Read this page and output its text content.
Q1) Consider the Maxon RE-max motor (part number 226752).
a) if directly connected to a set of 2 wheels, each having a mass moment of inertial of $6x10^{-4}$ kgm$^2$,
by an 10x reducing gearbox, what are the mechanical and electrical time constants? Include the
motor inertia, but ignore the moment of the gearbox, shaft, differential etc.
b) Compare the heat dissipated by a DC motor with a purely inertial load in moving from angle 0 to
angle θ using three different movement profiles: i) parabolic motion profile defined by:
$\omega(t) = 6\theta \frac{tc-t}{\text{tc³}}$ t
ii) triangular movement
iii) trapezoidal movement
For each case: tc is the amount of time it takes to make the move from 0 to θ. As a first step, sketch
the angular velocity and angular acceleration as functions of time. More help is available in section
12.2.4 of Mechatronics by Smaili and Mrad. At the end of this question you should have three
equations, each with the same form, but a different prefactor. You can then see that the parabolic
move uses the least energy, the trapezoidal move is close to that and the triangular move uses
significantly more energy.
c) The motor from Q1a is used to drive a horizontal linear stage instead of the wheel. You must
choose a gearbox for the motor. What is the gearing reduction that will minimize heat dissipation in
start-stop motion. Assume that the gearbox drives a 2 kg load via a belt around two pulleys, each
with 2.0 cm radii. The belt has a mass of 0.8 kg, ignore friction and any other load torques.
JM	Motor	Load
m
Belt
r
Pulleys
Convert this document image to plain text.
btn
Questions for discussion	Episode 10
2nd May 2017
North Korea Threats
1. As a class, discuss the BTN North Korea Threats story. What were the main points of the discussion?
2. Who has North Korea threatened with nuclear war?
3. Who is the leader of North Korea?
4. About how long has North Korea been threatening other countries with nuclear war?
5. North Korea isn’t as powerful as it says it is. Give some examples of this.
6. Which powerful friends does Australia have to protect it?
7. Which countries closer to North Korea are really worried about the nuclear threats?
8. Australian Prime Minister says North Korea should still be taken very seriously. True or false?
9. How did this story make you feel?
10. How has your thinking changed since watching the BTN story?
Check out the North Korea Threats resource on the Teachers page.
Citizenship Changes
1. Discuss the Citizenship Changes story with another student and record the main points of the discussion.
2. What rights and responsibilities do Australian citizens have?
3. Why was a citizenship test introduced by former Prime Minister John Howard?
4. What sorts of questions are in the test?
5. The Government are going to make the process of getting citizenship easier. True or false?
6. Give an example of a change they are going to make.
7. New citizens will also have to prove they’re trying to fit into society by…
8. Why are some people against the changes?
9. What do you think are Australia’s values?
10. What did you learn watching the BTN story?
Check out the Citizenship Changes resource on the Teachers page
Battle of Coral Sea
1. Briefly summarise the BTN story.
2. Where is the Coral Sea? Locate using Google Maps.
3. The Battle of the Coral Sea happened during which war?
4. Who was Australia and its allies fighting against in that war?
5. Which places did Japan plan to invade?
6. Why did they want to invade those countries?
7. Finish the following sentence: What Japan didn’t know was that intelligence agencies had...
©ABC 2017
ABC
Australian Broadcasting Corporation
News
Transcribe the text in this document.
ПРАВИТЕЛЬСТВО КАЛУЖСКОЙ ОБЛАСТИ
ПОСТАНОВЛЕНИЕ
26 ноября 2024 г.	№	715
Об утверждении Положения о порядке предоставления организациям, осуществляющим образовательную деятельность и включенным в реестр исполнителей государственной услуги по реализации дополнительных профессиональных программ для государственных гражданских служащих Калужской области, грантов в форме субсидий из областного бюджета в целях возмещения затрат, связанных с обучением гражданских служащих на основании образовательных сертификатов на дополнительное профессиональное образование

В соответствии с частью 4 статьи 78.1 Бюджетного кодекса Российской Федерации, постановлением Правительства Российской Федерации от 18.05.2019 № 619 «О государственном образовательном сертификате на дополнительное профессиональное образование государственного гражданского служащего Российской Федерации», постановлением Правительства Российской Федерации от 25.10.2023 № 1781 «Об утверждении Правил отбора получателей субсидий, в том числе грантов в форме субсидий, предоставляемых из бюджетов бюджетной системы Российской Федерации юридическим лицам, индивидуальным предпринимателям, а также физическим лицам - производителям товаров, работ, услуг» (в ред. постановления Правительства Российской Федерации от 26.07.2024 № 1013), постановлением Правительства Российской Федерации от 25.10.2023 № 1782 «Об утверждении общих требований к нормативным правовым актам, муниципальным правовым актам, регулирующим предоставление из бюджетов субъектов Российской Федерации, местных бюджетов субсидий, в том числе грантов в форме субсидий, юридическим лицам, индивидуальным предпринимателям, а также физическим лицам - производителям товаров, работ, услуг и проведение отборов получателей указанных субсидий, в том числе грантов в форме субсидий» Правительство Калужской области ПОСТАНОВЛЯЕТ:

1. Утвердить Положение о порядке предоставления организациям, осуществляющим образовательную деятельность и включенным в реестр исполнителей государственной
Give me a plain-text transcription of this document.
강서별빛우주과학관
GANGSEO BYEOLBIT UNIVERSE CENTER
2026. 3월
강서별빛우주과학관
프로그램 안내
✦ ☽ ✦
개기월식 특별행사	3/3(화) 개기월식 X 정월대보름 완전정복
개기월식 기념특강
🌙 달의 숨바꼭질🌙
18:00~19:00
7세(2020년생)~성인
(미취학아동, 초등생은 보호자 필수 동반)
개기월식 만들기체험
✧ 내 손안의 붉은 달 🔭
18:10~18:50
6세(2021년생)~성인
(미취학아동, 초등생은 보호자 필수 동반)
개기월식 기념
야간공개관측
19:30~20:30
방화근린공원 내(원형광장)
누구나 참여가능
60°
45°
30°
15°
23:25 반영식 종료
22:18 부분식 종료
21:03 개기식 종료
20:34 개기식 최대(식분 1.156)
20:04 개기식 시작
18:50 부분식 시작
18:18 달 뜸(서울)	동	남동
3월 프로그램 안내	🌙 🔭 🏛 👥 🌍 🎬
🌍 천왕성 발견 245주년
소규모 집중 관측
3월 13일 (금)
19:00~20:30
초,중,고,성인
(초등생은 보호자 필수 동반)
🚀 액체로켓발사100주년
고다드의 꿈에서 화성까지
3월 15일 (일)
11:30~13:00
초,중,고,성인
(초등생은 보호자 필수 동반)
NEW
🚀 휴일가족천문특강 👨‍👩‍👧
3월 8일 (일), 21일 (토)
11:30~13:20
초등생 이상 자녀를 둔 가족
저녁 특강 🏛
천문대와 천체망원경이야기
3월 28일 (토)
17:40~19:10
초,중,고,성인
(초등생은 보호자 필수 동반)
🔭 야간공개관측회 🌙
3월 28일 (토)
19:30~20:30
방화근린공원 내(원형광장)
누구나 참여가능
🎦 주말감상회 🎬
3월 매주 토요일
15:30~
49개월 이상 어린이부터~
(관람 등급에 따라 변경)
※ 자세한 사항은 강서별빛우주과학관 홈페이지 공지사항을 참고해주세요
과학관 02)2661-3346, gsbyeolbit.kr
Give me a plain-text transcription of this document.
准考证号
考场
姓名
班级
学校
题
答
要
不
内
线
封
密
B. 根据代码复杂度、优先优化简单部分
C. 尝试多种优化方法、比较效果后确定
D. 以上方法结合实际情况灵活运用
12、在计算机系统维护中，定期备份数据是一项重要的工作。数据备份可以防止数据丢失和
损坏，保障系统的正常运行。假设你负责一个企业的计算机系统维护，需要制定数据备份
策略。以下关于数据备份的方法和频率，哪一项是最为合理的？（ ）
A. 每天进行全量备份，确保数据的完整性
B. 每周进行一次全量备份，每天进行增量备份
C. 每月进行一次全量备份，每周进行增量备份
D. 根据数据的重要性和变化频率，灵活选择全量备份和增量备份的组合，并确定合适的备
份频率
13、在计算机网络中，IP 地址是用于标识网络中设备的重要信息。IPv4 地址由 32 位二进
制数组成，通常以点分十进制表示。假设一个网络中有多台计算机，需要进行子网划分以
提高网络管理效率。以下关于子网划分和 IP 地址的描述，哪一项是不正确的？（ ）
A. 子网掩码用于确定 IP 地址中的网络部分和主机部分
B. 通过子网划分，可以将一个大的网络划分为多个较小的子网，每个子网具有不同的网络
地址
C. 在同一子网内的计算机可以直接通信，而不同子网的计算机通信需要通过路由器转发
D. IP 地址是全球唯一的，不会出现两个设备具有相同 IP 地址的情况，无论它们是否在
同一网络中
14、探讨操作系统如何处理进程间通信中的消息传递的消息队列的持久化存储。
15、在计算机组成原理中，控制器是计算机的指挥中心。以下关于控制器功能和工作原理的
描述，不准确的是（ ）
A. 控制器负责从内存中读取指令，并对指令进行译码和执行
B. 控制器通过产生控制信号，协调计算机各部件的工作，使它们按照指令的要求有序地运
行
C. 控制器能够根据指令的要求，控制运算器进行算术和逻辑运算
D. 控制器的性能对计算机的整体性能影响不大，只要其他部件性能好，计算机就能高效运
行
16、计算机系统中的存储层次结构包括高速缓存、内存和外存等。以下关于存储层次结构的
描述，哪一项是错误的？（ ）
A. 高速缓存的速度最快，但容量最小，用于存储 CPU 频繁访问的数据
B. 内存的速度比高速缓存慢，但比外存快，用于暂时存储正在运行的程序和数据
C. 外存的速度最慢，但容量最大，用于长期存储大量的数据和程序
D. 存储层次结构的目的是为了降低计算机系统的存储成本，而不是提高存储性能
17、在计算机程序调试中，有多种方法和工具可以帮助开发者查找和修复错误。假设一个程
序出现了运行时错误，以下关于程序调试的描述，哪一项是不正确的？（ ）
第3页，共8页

────

Work required - From the listing above, collect each line in which the string "some" appears.

Task output -
5. North Korea isn’t as powerful as it says it is. Give some examples of this.
8. Why are some people against the changes?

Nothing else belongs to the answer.